Data excerpts:
+--
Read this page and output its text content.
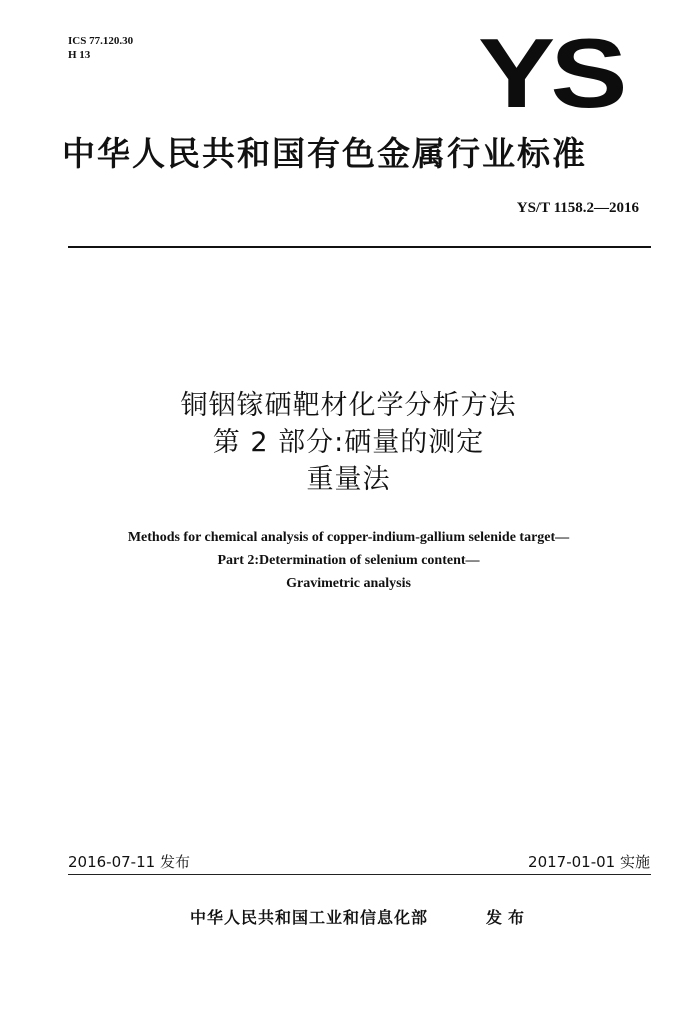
ICS 77.120.30
H 13	YS
中华人民共和国有色金属行业标准
YS/T 1158.2—2016
铜铟镓硒靶材化学分析方法
第 2 部分:硒量的测定
重量法
Methods for chemical analysis of copper-indium-gallium selenide target—
Part 2:Determination of selenium content—
Gravimetric analysis
2016-07-11 发布	2017-01-01 实施
中华人民共和国工业和信息化部	发布
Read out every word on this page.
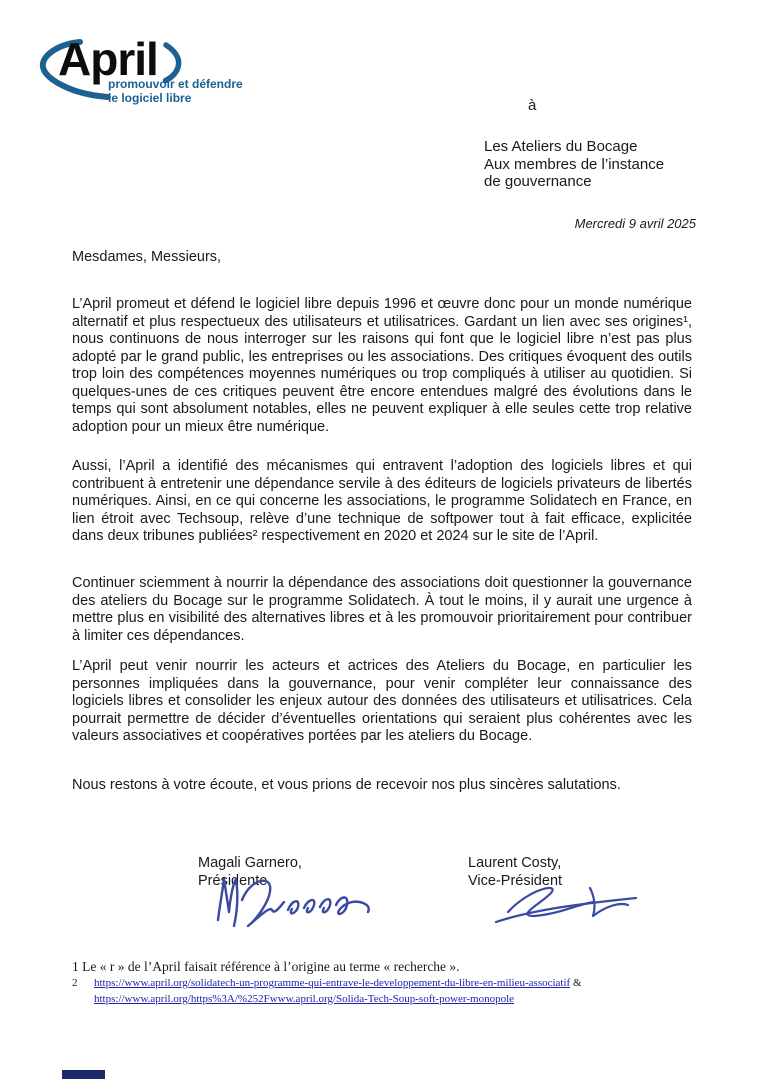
April
promouvoir et défendre
le logiciel libre	à
Les Ateliers du Bocage
Aux membres de l’instance
de gouvernance
Mercredi 9 avril 2025
Mesdames, Messieurs,
L’April promeut et défend le logiciel libre depuis 1996 et œuvre donc pour un monde numérique alternatif et plus respectueux des utilisateurs et utilisatrices. Gardant un lien avec ses origines¹, nous continuons de nous interroger sur les raisons qui font que le logiciel libre n’est pas plus adopté par le grand public, les entreprises ou les associations. Des critiques évoquent des outils trop loin des compétences moyennes numériques ou trop compliqués à utiliser au quotidien. Si quelques-unes de ces critiques peuvent être encore entendues malgré des évolutions dans le temps qui sont absolument notables, elles ne peuvent expliquer à elle seules cette trop relative adoption pour un mieux être numérique.
Aussi, l’April a identifié des mécanismes qui entravent l’adoption des logiciels libres et qui contribuent à entretenir une dépendance servile à des éditeurs de logiciels privateurs de libertés numériques. Ainsi, en ce qui concerne les associations, le programme Solidatech en France, en lien étroit avec Techsoup, relève d’une technique de softpower tout à fait efficace, explicitée dans deux tribunes publiées² respectivement en 2020 et 2024 sur le site de l’April.
Continuer sciemment à nourrir la dépendance des associations doit questionner la gouvernance des ateliers du Bocage sur le programme Solidatech. À tout le moins, il y aurait une urgence à mettre plus en visibilité des alternatives libres et à les promouvoir prioritairement pour contribuer à limiter ces dépendances.
L’April peut venir nourrir les acteurs et actrices des Ateliers du Bocage, en particulier les personnes impliquées dans la gouvernance, pour venir compléter leur connaissance des logiciels libres et consolider les enjeux autour des données des utilisateurs et utilisatrices. Cela pourrait permettre de décider d’éventuelles orientations qui seraient plus cohérentes avec les valeurs associatives et coopératives portées par les ateliers du Bocage.
Nous restons à votre écoute, et vous prions de recevoir nos plus sincères salutations.
Magali Garnero,
Présidente
Laurent Costy,
Vice-Président
1 Le « r » de l’April faisait référence à l’origine au terme « recherche ».
2 https://www.april.org/solidatech-un-programme-qui-entrave-le-developpement-du-libre-en-milieu-associatif &
https://www.april.org/https%3A/%252Fwww.april.org/Solida-Tech-Soup-soft-power-monopole
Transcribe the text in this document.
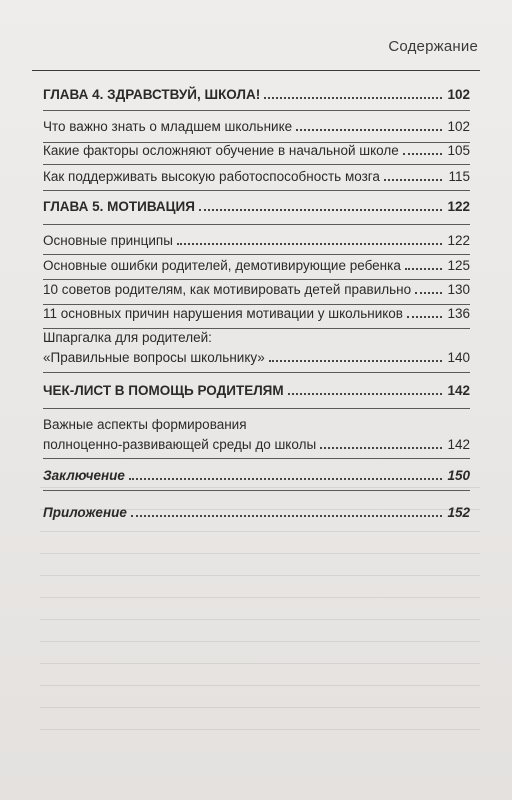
Содержание
ГЛАВА 4. ЗДРАВСТВУЙ, ШКОЛА!	102
Что важно знать о младшем школьнике	102
Какие факторы осложняют обучение в начальной школе	105
Как поддерживать высокую работоспособность мозга	115
ГЛАВА 5. МОТИВАЦИЯ	122
Основные принципы	122
Основные ошибки родителей, демотивирующие ребенка	125
10 советов родителям, как мотивировать детей правильно	130
11 основных причин нарушения мотивации у школьников	136
Шпаргалка для родителей:
«Правильные вопросы школьнику»	140
ЧЕК-ЛИСТ В ПОМОЩЬ РОДИТЕЛЯМ	142
Важные аспекты формирования
полноценно-развивающей среды до школы	142
Заключение	150
Приложение	152
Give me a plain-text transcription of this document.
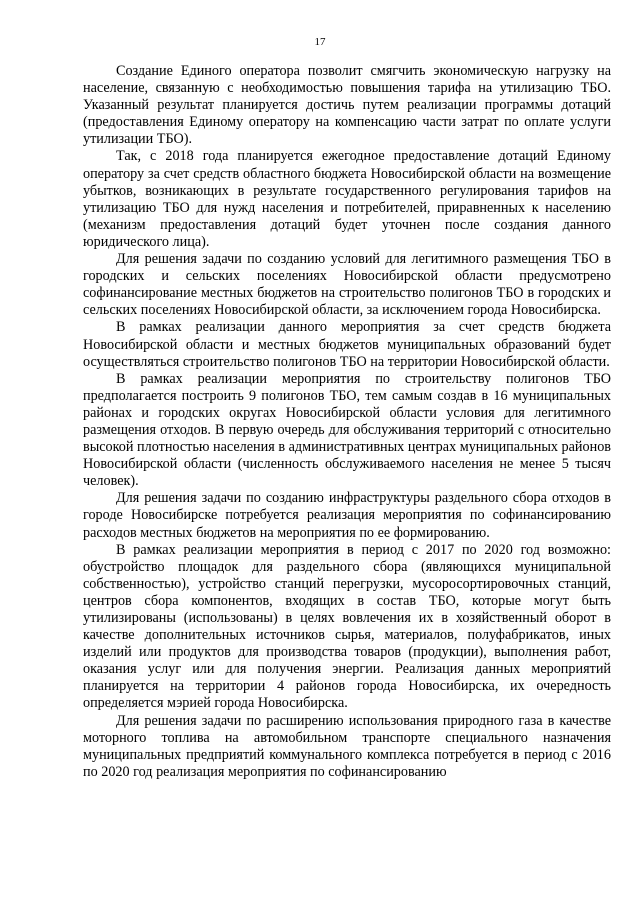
17

Создание Единого оператора позволит смягчить экономическую нагрузку на население, связанную с необходимостью повышения тарифа на утилизацию ТБО. Указанный результат планируется достичь путем реализации программы дотаций (предоставления Единому оператору на компенсацию части затрат по оплате услуги утилизации ТБО).

Так, с 2018 года планируется ежегодное предоставление дотаций Единому оператору за счет средств областного бюджета Новосибирской области на возмещение убытков, возникающих в результате государственного регулирования тарифов на утилизацию ТБО для нужд населения и потребителей, приравненных к населению (механизм предоставления дотаций будет уточнен после создания данного юридического лица).

Для решения задачи по созданию условий для легитимного размещения ТБО в городских и сельских поселениях Новосибирской области предусмотрено софинансирование местных бюджетов на строительство полигонов ТБО в городских и сельских поселениях Новосибирской области, за исключением города Новосибирска.

В рамках реализации данного мероприятия за счет средств бюджета Новосибирской области и местных бюджетов муниципальных образований будет осуществляться строительство полигонов ТБО на территории Новосибирской области.

В рамках реализации мероприятия по строительству полигонов ТБО предполагается построить 9 полигонов ТБО, тем самым создав в 16 муниципальных районах и городских округах Новосибирской области условия для легитимного размещения отходов. В первую очередь для обслуживания территорий с относительно высокой плотностью населения в административных центрах муниципальных районов Новосибирской области (численность обслуживаемого населения не менее 5 тысяч человек).

Для решения задачи по созданию инфраструктуры раздельного сбора отходов в городе Новосибирске потребуется реализация мероприятия по софинансированию расходов местных бюджетов на мероприятия по ее формированию.

В рамках реализации мероприятия в период с 2017 по 2020 год возможно: обустройство площадок для раздельного сбора (являющихся муниципальной собственностью), устройство станций перегрузки, мусоросортировочных станций, центров сбора компонентов, входящих в состав ТБО, которые могут быть утилизированы (использованы) в целях вовлечения их в хозяйственный оборот в качестве дополнительных источников сырья, материалов, полуфабрикатов, иных изделий или продуктов для производства товаров (продукции), выполнения работ, оказания услуг или для получения энергии. Реализация данных мероприятий планируется на территории 4 районов города Новосибирска, их очередность определяется мэрией города Новосибирска.

Для решения задачи по расширению использования природного газа в качестве моторного топлива на автомобильном транспорте специального назначения муниципальных предприятий коммунального комплекса потребуется в период с 2016 по 2020 год реализация мероприятия по софинансированию
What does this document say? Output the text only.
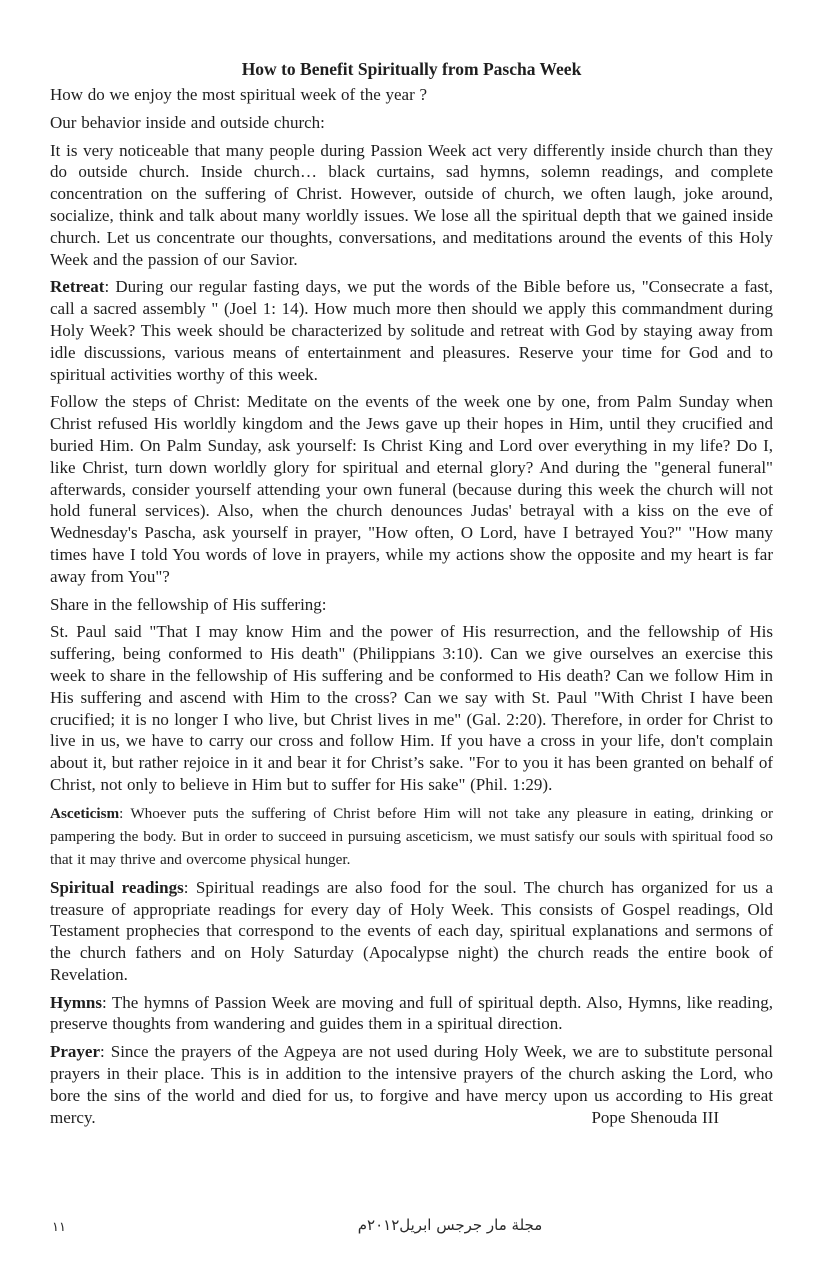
How to Benefit Spiritually from Pascha Week

How do we enjoy the most spiritual week of the year ?

Our behavior inside and outside church:

It is very noticeable that many people during Passion Week act very differently inside church than they do outside church. Inside church… black curtains, sad hymns, solemn readings, and complete concentration on the suffering of Christ. However, outside of church, we often laugh, joke around, socialize, think and talk about many worldly issues. We lose all the spiritual depth that we gained inside church. Let us concentrate our thoughts, conversations, and meditations around the events of this Holy Week and the passion of our Savior.

Retreat: During our regular fasting days, we put the words of the Bible before us, "Consecrate a fast, call a sacred assembly " (Joel 1: 14). How much more then should we apply this commandment during Holy Week? This week should be characterized by solitude and retreat with God by staying away from idle discussions, various means of entertainment and pleasures. Reserve your time for God and to spiritual activities worthy of this week.

Follow the steps of Christ: Meditate on the events of the week one by one, from Palm Sunday when Christ refused His worldly kingdom and the Jews gave up their hopes in Him, until they crucified and buried Him. On Palm Sunday, ask yourself: Is Christ King and Lord over everything in my life? Do I, like Christ, turn down worldly glory for spiritual and eternal glory? And during the "general funeral" afterwards, consider yourself attending your own funeral (because during this week the church will not hold funeral services). Also, when the church denounces Judas' betrayal with a kiss on the eve of Wednesday's Pascha, ask yourself in prayer, "How often, O Lord, have I betrayed You?" "How many times have I told You words of love in prayers, while my actions show the opposite and my heart is far away from You"?

Share in the fellowship of His suffering:

St. Paul said "That I may know Him and the power of His resurrection, and the fellowship of His suffering, being conformed to His death" (Philippians 3:10). Can we give ourselves an exercise this week to share in the fellowship of His suffering and be conformed to His death? Can we follow Him in His suffering and ascend with Him to the cross? Can we say with St. Paul "With Christ I have been crucified; it is no longer I who live, but Christ lives in me" (Gal. 2:20). Therefore, in order for Christ to live in us, we have to carry our cross and follow Him. If you have a cross in your life, don't complain about it, but rather rejoice in it and bear it for Christ’s sake. "For to you it has been granted on behalf of Christ, not only to believe in Him but to suffer for His sake" (Phil. 1:29).

Asceticism: Whoever puts the suffering of Christ before Him will not take any pleasure in eating, drinking or pampering the body. But in order to succeed in pursuing asceticism, we must satisfy our souls with spiritual food so that it may thrive and overcome physical hunger.

Spiritual readings: Spiritual readings are also food for the soul. The church has organized for us a treasure of appropriate readings for every day of Holy Week. This consists of Gospel readings, Old Testament prophecies that correspond to the events of each day, spiritual explanations and sermons of the church fathers and on Holy Saturday (Apocalypse night) the church reads the entire book of Revelation.

Hymns: The hymns of Passion Week are moving and full of spiritual depth. Also, Hymns, like reading, preserve thoughts from wandering and guides them in a spiritual direction.

Prayer: Since the prayers of the Agpeya are not used during Holy Week, we are to substitute personal prayers in their place. This is in addition to the intensive prayers of the church asking the Lord, who bore the sins of the world and died for us, to forgive and have mercy upon us according to His great mercy.	Pope Shenouda III

١١	مجلة مار جرجس ابريل٢٠١٢م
+--
» **INSTRUCTION**
Return the number of lines that include the word "text", and nothing else.

» **RESPONSE**
4